(Your task):
Only lines with the string "Jose" matter here; gather them from the material below.
********************
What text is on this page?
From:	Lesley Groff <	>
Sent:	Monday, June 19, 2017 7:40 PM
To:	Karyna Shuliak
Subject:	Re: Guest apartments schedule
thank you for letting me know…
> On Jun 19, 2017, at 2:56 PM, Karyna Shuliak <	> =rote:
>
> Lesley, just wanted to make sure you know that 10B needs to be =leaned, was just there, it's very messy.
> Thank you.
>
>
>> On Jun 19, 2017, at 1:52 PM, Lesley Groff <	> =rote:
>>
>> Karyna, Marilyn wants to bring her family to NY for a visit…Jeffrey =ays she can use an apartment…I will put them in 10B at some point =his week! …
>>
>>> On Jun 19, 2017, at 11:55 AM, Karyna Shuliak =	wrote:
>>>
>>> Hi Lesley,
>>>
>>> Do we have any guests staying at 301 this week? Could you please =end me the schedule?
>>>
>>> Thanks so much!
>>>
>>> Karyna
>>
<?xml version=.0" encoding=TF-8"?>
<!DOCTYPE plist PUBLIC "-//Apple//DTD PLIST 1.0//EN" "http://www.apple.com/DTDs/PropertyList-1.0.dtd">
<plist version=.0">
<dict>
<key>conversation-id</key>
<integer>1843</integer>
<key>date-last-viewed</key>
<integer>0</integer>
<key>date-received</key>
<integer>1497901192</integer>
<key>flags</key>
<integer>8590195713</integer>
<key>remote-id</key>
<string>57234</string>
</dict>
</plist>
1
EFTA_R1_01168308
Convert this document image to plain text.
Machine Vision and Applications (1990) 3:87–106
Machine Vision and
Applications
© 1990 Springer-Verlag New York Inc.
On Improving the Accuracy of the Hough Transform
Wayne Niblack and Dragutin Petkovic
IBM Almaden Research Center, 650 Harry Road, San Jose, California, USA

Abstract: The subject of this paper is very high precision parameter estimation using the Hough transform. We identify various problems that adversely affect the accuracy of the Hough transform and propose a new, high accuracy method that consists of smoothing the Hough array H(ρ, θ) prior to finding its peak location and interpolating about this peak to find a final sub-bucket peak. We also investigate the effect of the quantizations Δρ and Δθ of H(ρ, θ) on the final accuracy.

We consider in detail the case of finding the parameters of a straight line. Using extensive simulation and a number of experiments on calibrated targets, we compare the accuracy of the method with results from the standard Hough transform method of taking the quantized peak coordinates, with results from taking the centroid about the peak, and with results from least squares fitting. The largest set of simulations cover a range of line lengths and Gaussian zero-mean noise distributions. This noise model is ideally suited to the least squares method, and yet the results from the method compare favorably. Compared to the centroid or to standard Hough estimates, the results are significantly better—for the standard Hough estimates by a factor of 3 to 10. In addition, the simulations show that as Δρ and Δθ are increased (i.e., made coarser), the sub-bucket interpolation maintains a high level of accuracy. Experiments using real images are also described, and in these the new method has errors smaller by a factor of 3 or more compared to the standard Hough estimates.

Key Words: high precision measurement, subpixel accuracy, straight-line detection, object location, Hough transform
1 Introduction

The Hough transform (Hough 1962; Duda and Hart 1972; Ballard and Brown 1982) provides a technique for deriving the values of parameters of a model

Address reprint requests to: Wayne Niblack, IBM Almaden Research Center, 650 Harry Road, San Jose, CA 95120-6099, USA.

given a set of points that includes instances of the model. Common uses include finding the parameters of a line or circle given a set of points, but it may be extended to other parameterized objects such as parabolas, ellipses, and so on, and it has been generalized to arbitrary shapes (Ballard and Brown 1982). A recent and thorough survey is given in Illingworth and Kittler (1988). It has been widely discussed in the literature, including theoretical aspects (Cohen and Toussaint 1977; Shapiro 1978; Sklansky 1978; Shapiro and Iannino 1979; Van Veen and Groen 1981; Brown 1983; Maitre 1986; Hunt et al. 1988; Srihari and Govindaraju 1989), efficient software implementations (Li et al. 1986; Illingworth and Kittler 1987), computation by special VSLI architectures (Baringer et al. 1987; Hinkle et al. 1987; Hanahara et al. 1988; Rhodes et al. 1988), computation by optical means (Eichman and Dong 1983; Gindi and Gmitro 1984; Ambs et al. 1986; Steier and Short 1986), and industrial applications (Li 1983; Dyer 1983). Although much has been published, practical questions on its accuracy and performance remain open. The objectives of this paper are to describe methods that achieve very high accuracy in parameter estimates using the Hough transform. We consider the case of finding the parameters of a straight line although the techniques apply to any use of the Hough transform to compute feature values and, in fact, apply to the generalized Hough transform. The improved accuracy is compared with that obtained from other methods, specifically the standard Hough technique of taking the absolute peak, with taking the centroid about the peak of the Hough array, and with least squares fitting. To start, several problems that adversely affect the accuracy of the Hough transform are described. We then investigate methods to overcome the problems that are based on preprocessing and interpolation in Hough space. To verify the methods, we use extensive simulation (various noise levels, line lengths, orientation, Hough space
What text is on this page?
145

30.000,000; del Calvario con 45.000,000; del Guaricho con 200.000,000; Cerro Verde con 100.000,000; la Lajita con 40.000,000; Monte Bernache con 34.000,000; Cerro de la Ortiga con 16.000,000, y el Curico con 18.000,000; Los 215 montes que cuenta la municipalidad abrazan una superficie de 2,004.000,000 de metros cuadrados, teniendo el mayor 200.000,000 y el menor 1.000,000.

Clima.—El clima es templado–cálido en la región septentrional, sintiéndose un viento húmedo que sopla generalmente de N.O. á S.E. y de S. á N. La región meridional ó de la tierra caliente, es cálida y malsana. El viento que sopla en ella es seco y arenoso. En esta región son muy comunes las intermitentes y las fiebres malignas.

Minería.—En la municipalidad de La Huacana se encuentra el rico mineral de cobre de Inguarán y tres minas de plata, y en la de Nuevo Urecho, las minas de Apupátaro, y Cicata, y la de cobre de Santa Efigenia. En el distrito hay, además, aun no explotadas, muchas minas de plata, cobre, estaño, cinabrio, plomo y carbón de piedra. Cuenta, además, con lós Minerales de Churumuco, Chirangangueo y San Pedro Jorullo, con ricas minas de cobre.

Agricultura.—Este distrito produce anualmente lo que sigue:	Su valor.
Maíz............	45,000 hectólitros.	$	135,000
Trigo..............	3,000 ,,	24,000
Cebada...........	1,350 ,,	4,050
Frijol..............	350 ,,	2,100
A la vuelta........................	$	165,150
********************
(Answer for the task):
IBM Almaden Research Center, 650 Harry Road, San Jose, California, USA
Address reprint requests to: Wayne Niblack, IBM Almaden Research Center, 650 Harry Road, San Jose, CA 95120-6099, USA.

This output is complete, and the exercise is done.